# PASSAGE:
• • •

Incidence/Prevalence

N/A

Signalment

Species

Dog

Breed Predilection

See under genetics

Mean Age and Range

Average age 6–8 years (range 2–14 years)

Predominant Gender

Inconsistent among reports for any breed

Signs

General Comments

  • Initially-vague and nonspecific.
  • Later-relate to complications of portal hypertension (e.g., HE, ascites, gastroduodenal bleeding), and impaired hepatic function.

Historical Findings

  • May be no signs in early disease
  • Lethargy
  • Anorexia, weight loss, vomiting, reduced body condition
  • Polyuria and polydipsia
  • Jaundice (late stage)
  • Ascites (late stage, signifies onset of portal hypertension and development of APSS, fibrosis, cirrhosis)
  • Hepatic encephalopathy (late stage, cirrhosis)

Physical Examination Findings

  • May be no signs in early disease
  • Lethargy, poor coat, declining body condition
  • Variable jaundice
  • Liver size-normal to small, depends on chronicity

Late Stage Physical Findings

  • Ascites
  • Hepatic encephalopathy
  • Obstructive uropathy: ammonium biurates
  • Bleeding tendencies-variable, uncommon

Causes

  • Chronic necroinflammatory, oxidant, or immune-mediated liver injury has many causes.
  • Infectious-canine hepatitis virus; leptospirosis, enteric portal bacteremia or endotoxemia affiliated with IBD; accidental parenteral administration of intranasal Bordetella vaccine.
  • Immune-mediated-autoimmune with positive ANA; acquired immune sensitization, nonsuppurative inflammation.
  • Toxic-copper associated hepatopathy; acute or chronic exposure to drugs-predictable or idiosyncratic toxicity: e.g., azole antifungals, trimethoprim-sulfa, zonisamide, phenobarbital, primidone, phenytoin, CCNU, NSAIDs (esp. carprofen); repeat exposure to environmental or food-borne toxins, e.g., dimethylnitrosamine, aflatoxin, cycad, cyanobacteria.

Risk Factors

  • Immunostimulants (vaccinations?) and molecular mimicry of cell epitopes by infectious agents or infection of sinusoidal endothelium may promote inflammatory reactions associated with chronic hepatitis.
  • Cu associated hepatopathy-neoepitope formation from oxidant injury.
  • Hepatic iron accumulation: supplementation.
  • Drugs-inducers or inhibitors of microsomal enzymes or conditions diminishing hepatic antioxidant status may augment liver damage from certain toxins.

• • •

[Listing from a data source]
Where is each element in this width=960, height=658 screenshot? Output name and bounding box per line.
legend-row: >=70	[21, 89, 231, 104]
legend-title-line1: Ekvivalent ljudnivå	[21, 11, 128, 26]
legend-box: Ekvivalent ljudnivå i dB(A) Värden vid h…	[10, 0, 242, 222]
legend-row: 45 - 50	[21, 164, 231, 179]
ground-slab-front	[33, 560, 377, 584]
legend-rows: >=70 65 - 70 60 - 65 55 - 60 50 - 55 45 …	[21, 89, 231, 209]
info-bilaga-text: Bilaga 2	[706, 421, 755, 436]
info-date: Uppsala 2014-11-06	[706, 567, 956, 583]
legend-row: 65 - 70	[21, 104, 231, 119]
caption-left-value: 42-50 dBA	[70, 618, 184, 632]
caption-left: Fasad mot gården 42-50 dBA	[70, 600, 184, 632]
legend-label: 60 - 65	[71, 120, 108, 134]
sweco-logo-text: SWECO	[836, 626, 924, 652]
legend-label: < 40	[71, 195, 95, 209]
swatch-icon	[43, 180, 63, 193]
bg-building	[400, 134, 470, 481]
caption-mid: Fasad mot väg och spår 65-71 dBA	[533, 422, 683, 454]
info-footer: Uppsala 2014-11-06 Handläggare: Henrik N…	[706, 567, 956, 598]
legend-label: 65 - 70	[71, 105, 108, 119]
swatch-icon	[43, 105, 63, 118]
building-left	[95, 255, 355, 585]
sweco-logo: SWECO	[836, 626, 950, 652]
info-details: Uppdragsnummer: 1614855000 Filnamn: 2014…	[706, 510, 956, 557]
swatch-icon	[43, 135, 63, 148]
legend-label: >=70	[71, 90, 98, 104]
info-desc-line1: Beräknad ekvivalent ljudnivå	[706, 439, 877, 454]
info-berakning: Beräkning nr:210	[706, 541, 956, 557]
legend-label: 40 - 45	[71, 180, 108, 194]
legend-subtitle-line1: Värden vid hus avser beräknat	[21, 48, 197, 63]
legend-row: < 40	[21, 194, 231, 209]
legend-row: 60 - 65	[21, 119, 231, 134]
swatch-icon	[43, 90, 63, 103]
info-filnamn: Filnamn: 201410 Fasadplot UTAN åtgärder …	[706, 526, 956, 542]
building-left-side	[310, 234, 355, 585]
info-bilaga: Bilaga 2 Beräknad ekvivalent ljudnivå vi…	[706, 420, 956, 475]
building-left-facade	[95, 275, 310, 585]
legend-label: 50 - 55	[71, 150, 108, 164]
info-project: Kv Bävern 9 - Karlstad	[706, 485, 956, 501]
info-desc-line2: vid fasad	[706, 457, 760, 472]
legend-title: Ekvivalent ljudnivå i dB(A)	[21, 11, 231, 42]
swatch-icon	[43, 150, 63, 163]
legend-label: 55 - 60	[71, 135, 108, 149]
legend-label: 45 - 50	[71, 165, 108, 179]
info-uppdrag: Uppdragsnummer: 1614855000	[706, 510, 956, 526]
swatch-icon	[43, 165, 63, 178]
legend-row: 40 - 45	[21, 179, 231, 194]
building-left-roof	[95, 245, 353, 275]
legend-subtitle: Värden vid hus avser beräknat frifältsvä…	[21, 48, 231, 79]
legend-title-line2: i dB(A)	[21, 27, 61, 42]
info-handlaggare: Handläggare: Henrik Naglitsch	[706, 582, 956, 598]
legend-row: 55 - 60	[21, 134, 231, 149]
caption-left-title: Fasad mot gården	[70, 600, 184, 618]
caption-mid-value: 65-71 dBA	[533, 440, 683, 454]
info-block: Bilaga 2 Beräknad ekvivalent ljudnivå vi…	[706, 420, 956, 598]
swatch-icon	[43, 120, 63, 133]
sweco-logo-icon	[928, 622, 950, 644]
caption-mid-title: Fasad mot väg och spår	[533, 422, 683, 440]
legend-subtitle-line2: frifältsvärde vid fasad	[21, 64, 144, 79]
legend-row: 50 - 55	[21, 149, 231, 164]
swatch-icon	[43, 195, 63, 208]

• • •

# ACTIVITIES:
**A.** What average age for affected dogs does the passage give?
**B.** Restate the passage from "General Comments" up to and including "impaired hepatic function.", renaming "portal hypertension" as "increased portal pressure".
Please use only the passage.

# YOUR RESPONSES:
**A.** 6–8 years, with a range of 2–14 years.

**B.**
General Comments

  • Initially-vague and nonspecific.
  • Later-relate to complications of increased portal pressure (e.g., HE, ascites, gastroduodenal bleeding), and impaired hepatic function.